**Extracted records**
=====
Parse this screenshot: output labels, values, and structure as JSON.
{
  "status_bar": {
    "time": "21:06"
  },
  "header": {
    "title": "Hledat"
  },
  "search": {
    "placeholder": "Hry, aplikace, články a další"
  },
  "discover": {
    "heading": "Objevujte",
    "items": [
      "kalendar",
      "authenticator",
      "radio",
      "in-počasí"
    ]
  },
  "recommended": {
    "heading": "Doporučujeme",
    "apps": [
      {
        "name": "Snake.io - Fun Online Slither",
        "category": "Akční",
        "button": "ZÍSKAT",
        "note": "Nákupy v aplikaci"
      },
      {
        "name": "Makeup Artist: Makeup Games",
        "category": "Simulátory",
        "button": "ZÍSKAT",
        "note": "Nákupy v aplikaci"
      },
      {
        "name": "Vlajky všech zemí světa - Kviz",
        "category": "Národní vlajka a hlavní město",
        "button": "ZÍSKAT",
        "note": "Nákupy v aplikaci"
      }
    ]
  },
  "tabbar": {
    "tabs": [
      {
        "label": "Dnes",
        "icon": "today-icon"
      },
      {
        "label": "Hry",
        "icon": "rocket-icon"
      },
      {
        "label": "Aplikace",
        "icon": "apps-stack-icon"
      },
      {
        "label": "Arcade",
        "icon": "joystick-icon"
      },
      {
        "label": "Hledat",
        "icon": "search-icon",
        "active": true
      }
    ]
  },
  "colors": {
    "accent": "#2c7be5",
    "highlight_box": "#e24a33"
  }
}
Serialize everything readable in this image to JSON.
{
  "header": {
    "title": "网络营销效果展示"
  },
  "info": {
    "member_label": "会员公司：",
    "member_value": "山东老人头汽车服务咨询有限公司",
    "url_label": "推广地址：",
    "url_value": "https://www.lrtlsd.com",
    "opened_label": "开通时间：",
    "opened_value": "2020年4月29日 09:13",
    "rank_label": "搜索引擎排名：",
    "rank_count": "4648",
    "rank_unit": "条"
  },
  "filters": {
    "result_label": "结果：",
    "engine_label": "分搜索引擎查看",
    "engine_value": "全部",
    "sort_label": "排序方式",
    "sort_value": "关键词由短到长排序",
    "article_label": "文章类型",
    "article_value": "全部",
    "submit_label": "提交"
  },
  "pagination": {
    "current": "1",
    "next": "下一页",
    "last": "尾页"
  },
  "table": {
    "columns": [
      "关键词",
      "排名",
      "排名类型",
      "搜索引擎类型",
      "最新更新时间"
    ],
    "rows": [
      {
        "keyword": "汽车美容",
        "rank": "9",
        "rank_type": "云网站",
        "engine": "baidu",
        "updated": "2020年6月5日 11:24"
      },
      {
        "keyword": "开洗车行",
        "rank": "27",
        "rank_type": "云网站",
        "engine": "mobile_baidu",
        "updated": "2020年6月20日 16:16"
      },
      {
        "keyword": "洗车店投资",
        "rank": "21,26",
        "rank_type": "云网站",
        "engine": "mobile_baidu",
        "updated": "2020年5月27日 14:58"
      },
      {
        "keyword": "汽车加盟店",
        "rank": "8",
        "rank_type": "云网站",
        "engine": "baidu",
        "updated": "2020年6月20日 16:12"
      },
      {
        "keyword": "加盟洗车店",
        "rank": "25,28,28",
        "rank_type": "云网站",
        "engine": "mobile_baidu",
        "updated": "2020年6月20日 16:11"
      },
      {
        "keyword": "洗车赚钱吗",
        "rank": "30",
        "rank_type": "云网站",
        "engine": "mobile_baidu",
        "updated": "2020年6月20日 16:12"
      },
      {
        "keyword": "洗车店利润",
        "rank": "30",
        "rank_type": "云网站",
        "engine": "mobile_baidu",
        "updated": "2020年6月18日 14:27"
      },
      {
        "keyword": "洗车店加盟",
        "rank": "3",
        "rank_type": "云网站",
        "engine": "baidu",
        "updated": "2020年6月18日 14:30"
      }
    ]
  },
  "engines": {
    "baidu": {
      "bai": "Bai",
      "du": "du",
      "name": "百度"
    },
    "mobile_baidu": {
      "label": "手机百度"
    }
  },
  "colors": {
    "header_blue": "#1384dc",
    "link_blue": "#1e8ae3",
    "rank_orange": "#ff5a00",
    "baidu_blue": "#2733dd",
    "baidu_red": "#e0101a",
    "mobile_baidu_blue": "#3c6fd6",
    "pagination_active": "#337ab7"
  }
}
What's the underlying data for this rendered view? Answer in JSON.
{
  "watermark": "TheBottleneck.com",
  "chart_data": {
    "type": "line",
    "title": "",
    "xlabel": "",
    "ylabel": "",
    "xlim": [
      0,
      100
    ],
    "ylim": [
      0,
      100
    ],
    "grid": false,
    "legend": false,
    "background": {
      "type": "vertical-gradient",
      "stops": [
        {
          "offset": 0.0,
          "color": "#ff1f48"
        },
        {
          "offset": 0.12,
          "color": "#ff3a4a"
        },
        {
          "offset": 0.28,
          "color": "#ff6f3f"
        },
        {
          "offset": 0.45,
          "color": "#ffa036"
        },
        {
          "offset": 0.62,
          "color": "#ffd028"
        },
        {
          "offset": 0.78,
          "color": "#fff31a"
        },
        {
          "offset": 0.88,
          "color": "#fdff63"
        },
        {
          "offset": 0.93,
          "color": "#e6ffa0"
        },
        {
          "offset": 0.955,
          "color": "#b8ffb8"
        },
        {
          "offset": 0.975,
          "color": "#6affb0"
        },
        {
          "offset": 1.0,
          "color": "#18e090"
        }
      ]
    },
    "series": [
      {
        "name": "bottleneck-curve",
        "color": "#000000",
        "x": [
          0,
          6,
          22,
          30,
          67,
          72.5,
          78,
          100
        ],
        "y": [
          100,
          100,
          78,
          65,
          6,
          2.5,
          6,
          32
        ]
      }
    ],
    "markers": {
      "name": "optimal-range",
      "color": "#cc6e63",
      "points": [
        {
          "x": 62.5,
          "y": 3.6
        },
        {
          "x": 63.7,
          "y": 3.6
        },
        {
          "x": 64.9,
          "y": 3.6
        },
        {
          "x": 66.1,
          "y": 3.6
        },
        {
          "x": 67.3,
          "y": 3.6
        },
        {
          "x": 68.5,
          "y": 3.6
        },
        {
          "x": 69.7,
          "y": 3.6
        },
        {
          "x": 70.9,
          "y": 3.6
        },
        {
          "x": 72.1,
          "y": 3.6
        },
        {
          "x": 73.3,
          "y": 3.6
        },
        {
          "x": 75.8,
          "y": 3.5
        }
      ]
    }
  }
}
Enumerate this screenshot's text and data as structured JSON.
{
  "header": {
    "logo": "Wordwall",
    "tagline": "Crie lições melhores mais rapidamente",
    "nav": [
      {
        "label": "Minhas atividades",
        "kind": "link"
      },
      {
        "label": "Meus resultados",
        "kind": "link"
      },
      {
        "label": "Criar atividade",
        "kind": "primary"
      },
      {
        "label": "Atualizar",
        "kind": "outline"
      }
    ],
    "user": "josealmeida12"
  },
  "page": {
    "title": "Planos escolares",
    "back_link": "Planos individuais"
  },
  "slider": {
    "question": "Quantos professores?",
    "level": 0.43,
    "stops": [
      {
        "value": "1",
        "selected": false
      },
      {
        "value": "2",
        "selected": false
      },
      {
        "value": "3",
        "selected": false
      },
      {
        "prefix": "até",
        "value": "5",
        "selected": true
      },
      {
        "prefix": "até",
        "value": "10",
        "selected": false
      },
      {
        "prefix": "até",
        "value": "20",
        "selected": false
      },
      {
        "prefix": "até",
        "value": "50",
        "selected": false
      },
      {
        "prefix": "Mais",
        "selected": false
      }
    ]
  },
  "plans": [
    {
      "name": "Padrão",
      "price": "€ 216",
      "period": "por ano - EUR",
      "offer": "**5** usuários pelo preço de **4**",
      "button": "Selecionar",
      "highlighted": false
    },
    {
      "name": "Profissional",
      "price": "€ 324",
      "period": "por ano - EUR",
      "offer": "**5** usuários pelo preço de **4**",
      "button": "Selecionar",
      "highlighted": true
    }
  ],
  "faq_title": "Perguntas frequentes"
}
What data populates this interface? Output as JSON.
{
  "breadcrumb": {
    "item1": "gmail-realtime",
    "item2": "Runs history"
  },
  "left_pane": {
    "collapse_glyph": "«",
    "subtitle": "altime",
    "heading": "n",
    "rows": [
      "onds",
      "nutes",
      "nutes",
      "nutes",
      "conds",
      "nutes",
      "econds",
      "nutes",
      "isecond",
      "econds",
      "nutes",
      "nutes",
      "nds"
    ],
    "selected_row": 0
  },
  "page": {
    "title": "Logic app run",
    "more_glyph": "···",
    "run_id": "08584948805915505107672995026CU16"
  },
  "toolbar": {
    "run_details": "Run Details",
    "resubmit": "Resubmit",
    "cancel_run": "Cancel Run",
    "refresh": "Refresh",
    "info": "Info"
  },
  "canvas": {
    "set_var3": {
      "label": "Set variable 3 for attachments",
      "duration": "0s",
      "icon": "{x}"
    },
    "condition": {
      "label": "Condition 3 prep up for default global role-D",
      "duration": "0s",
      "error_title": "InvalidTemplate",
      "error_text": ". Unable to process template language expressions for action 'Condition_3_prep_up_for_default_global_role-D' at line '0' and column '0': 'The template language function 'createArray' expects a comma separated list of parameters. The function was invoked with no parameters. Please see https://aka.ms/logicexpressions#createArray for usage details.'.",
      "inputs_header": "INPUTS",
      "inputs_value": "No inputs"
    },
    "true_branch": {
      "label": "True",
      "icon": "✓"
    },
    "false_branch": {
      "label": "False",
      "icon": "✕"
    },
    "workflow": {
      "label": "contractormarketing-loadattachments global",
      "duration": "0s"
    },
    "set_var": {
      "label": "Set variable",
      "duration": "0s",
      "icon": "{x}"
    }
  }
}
=====
**Short problem**
Look through the material above. Copy each line where the word "updated" appears.

**Complete response**
        "updated": "2020年6月5日 11:24"
        "updated": "2020年6月20日 16:16"
        "updated": "2020年5月27日 14:58"
        "updated": "2020年6月20日 16:12"
        "updated": "2020年6月20日 16:11"
        "updated": "2020年6月20日 16:12"
        "updated": "2020年6月18日 14:27"
        "updated": "2020年6月18日 14:30"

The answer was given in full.